--- START Material for the task ---

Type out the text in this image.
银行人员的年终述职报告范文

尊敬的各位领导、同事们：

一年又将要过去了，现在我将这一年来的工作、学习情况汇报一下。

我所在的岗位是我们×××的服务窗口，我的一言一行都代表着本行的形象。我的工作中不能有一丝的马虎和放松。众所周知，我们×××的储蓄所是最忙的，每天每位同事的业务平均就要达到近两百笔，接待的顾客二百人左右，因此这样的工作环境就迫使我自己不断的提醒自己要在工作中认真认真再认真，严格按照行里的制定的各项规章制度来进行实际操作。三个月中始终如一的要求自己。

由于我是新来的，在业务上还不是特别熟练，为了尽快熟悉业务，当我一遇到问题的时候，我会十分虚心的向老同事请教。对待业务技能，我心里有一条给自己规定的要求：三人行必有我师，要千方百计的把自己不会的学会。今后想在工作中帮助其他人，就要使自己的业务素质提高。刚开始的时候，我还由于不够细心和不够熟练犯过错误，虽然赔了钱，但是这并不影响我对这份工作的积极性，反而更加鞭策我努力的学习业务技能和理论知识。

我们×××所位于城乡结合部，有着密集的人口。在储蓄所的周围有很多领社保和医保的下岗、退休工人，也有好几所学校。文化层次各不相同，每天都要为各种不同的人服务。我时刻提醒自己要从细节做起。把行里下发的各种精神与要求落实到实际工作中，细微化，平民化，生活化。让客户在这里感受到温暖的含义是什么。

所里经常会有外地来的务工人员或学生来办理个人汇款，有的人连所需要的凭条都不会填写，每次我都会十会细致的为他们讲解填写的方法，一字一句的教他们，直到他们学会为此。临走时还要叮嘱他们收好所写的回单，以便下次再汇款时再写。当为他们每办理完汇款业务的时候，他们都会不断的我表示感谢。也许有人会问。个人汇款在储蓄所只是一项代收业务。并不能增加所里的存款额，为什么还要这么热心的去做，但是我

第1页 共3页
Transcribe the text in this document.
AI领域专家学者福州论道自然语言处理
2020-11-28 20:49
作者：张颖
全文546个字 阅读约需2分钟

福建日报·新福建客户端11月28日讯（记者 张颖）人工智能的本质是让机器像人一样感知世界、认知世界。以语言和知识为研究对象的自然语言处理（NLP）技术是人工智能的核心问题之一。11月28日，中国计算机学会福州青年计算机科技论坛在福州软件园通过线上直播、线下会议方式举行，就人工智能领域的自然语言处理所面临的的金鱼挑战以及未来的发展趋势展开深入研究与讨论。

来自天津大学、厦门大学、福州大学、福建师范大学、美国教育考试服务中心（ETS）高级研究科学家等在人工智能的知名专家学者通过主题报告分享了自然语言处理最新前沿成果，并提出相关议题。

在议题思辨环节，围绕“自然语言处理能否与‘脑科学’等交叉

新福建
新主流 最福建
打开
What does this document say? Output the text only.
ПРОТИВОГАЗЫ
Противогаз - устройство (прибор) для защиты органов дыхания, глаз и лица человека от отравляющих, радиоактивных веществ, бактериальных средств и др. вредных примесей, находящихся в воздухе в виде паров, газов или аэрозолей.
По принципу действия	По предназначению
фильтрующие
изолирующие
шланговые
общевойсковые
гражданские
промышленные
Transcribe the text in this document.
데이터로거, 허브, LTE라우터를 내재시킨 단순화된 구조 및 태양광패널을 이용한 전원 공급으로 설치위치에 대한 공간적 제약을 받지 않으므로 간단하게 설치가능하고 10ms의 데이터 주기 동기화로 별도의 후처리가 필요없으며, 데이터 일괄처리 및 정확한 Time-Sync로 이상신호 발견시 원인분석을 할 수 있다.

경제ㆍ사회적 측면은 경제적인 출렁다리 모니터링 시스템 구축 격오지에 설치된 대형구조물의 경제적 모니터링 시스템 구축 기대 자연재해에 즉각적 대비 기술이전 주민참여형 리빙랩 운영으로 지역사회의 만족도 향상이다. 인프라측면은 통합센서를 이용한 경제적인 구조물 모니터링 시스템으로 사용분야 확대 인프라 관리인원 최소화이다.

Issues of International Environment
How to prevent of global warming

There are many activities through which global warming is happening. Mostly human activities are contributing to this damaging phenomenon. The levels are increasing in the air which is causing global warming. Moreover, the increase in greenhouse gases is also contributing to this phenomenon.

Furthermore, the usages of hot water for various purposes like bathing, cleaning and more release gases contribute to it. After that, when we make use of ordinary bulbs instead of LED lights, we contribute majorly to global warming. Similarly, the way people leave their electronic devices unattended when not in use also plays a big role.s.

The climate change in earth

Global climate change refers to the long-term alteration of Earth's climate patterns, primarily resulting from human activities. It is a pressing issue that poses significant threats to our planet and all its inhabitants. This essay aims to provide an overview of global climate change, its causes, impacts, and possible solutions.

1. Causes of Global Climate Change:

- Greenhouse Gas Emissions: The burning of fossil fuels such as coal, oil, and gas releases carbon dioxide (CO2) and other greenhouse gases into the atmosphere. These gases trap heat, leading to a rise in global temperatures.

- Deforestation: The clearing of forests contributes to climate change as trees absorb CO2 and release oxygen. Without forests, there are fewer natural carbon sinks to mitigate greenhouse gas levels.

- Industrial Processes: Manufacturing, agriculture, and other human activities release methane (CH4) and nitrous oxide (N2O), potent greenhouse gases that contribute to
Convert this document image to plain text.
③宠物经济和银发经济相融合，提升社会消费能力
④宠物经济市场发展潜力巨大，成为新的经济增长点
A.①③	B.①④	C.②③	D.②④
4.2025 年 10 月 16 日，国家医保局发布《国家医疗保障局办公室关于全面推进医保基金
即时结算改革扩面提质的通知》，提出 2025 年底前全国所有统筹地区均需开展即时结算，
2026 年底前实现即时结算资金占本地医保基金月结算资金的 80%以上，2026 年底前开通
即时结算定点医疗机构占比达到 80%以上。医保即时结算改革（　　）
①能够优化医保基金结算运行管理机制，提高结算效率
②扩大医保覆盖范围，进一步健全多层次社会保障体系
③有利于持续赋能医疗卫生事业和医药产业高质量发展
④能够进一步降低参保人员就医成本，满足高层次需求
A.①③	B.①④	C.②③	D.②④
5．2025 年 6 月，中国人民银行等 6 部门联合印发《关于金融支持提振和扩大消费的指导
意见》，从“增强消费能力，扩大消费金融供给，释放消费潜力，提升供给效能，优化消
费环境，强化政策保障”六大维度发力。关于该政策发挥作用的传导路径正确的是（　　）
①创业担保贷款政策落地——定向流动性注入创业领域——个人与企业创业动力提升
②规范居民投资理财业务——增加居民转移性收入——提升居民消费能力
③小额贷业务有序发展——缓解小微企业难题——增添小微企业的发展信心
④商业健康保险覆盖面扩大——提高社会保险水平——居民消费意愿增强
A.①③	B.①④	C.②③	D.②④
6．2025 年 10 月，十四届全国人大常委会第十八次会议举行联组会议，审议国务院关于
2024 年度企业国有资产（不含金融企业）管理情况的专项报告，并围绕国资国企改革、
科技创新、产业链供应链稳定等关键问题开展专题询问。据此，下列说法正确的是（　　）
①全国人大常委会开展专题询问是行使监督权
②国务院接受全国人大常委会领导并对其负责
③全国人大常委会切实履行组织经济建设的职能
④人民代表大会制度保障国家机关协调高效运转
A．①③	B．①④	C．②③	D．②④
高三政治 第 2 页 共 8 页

--- END Material for the task ---

## [Instructions to follow]
Find the string "document" in the listing and return every line that holds it.

## [Written answer]
Transcribe the text in this document.
What does this document say? Output the text only.
Transcribe the text in this document.
Convert this document image to plain text.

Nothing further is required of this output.